WHAT YOU ARE ASKED TO DO.
Locate every line in the records below that holds the word "your" and return each one.

Stored dataset items.

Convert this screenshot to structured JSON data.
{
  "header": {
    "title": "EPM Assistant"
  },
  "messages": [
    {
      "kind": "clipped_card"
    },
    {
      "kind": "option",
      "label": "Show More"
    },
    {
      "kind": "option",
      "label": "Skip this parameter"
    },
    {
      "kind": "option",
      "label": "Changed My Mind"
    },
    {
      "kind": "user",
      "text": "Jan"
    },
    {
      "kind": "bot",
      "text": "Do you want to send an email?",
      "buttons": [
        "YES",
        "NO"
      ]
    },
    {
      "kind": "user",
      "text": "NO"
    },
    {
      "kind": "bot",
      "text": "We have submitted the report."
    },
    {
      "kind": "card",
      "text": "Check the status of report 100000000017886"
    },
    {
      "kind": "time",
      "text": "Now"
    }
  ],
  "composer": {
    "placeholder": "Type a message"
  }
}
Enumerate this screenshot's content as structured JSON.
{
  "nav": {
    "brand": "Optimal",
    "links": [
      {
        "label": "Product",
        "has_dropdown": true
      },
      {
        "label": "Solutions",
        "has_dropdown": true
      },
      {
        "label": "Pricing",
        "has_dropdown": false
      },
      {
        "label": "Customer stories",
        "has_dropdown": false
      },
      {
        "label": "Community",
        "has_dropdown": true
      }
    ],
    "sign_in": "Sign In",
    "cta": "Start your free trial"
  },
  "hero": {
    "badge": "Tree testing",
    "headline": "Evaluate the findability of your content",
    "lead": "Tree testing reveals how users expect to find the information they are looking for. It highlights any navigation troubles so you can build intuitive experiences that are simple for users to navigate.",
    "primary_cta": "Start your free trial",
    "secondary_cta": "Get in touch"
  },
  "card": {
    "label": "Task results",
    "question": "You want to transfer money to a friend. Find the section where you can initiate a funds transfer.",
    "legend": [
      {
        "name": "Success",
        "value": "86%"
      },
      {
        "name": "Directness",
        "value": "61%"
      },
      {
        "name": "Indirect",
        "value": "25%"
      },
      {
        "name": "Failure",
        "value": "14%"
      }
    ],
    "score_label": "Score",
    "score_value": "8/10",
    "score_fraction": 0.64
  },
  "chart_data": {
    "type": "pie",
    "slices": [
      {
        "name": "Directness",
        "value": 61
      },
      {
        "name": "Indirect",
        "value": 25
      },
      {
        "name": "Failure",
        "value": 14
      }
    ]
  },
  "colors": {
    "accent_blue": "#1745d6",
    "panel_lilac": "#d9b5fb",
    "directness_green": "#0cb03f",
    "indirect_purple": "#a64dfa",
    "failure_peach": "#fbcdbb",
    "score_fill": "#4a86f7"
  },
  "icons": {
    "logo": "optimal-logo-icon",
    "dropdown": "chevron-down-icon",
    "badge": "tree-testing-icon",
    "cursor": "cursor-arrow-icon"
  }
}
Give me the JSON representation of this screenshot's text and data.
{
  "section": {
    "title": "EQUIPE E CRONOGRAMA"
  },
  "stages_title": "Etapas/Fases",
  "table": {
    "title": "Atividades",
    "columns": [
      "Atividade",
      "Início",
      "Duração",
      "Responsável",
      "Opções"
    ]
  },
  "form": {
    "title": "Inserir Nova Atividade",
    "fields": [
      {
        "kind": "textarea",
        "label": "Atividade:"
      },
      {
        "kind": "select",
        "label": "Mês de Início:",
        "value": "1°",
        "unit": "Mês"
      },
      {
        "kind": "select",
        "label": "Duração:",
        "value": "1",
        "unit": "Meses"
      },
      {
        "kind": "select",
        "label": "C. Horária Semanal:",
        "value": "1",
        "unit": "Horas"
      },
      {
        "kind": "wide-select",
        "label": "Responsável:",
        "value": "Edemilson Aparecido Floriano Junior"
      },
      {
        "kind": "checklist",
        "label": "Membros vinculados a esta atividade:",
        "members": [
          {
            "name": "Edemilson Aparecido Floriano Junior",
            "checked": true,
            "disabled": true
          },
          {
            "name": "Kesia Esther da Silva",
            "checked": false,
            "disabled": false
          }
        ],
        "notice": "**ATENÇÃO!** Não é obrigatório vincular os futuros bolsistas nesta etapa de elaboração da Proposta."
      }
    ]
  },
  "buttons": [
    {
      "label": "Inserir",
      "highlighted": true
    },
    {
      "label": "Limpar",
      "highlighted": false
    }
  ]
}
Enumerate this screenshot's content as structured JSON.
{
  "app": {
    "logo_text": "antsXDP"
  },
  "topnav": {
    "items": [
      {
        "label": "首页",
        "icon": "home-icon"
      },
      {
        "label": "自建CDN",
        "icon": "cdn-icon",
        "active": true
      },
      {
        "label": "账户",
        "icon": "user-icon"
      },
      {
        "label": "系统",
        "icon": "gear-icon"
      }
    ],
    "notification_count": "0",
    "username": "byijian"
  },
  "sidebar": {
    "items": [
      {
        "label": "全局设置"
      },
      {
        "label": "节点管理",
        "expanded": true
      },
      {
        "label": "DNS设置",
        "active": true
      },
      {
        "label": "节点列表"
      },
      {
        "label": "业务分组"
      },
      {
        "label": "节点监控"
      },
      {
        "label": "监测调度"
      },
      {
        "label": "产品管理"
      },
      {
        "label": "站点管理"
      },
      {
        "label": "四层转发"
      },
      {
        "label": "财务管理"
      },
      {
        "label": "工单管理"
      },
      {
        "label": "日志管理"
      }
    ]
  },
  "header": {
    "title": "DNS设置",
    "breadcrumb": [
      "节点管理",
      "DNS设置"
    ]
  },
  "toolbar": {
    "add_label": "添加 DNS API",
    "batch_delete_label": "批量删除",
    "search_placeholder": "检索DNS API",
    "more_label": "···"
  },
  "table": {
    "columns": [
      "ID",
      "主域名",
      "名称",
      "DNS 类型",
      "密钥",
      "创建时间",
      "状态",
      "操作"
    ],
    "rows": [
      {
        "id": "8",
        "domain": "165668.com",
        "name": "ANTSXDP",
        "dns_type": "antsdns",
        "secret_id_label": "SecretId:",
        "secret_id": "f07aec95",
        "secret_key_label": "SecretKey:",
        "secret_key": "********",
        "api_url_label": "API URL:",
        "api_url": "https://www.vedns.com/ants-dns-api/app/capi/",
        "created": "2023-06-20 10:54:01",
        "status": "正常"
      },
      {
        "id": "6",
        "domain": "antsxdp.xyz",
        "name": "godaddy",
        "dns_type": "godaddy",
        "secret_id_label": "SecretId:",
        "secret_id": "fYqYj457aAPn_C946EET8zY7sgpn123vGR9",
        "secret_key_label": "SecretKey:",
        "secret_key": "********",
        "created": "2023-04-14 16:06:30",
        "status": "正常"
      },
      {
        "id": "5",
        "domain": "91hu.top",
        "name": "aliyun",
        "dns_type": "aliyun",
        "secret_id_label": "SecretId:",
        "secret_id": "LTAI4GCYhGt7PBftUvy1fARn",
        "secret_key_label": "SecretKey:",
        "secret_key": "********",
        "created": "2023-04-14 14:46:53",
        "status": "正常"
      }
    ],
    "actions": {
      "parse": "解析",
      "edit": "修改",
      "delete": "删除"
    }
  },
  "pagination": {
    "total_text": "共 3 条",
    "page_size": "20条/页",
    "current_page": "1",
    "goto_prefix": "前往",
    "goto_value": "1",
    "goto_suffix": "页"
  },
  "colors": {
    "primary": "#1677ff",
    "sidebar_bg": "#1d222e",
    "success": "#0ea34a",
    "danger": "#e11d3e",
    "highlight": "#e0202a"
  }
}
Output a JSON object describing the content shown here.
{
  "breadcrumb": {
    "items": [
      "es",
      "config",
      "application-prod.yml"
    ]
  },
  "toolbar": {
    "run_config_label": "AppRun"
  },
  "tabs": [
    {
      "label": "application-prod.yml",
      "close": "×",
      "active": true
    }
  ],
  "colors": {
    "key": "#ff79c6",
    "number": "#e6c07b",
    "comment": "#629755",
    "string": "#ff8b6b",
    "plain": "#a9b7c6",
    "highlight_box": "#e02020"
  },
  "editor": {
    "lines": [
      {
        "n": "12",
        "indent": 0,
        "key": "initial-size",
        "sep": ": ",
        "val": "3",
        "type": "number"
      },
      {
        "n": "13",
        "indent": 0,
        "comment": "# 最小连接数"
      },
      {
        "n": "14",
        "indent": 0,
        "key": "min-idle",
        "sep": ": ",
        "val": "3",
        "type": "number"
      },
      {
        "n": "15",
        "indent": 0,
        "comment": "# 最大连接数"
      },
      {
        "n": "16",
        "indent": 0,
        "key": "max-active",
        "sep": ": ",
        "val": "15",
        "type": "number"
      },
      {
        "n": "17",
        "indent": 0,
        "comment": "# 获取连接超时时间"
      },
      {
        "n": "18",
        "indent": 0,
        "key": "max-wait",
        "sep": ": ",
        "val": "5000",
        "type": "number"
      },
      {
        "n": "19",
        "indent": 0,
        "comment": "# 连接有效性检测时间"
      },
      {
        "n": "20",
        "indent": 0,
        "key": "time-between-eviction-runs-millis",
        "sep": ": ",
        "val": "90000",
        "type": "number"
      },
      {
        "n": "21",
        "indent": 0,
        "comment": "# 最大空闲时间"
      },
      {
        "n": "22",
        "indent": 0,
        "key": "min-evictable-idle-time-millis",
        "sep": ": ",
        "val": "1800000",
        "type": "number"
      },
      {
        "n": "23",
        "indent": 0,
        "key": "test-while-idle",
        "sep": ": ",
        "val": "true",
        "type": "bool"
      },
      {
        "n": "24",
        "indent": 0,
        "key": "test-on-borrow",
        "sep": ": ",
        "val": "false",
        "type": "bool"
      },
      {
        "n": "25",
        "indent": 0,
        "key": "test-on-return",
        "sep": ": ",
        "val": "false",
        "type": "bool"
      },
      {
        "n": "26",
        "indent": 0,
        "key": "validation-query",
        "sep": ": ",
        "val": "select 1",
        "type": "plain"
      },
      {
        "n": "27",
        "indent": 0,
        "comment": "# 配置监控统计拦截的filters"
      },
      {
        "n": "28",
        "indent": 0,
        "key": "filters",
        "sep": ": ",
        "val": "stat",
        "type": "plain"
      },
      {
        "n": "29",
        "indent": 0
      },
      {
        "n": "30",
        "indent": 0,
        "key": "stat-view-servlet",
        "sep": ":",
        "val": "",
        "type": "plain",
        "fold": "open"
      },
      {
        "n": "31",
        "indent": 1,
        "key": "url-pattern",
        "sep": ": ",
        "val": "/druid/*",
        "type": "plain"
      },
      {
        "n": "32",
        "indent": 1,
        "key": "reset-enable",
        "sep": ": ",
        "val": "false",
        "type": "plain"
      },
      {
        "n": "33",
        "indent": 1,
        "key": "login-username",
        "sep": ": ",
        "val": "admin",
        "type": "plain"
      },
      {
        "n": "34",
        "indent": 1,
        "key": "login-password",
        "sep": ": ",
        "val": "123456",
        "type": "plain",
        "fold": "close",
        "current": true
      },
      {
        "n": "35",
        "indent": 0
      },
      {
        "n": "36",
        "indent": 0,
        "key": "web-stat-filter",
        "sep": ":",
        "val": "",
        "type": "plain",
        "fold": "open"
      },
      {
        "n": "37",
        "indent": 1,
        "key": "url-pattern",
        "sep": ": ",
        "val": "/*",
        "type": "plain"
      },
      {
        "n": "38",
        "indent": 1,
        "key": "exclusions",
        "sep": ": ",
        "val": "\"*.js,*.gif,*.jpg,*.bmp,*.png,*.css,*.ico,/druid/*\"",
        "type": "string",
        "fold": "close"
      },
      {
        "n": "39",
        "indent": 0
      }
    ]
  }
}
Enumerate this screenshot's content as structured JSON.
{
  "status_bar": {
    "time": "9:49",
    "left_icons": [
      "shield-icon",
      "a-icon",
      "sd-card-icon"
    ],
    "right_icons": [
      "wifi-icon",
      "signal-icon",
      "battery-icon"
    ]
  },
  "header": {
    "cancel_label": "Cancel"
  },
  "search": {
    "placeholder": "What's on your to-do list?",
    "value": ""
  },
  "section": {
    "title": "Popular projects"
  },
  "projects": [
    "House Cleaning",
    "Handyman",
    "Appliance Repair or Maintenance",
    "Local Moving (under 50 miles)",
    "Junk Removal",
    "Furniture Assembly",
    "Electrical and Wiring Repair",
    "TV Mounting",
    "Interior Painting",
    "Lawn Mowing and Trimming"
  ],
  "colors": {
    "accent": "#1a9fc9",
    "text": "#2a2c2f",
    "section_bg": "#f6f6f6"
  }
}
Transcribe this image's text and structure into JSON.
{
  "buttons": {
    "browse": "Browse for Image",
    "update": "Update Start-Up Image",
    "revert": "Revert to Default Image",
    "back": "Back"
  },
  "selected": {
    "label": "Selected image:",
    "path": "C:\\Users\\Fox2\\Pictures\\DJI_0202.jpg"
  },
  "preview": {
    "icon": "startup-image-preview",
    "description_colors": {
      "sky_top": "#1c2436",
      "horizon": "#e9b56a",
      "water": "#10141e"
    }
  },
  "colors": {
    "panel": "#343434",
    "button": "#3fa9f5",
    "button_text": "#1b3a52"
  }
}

ANSWER TO THIS PROBLEM.
    "cta": "Start your free trial"
    "headline": "Evaluate the findability of your content",
    "primary_cta": "Start your free trial",
    "placeholder": "What's on your to-do list?",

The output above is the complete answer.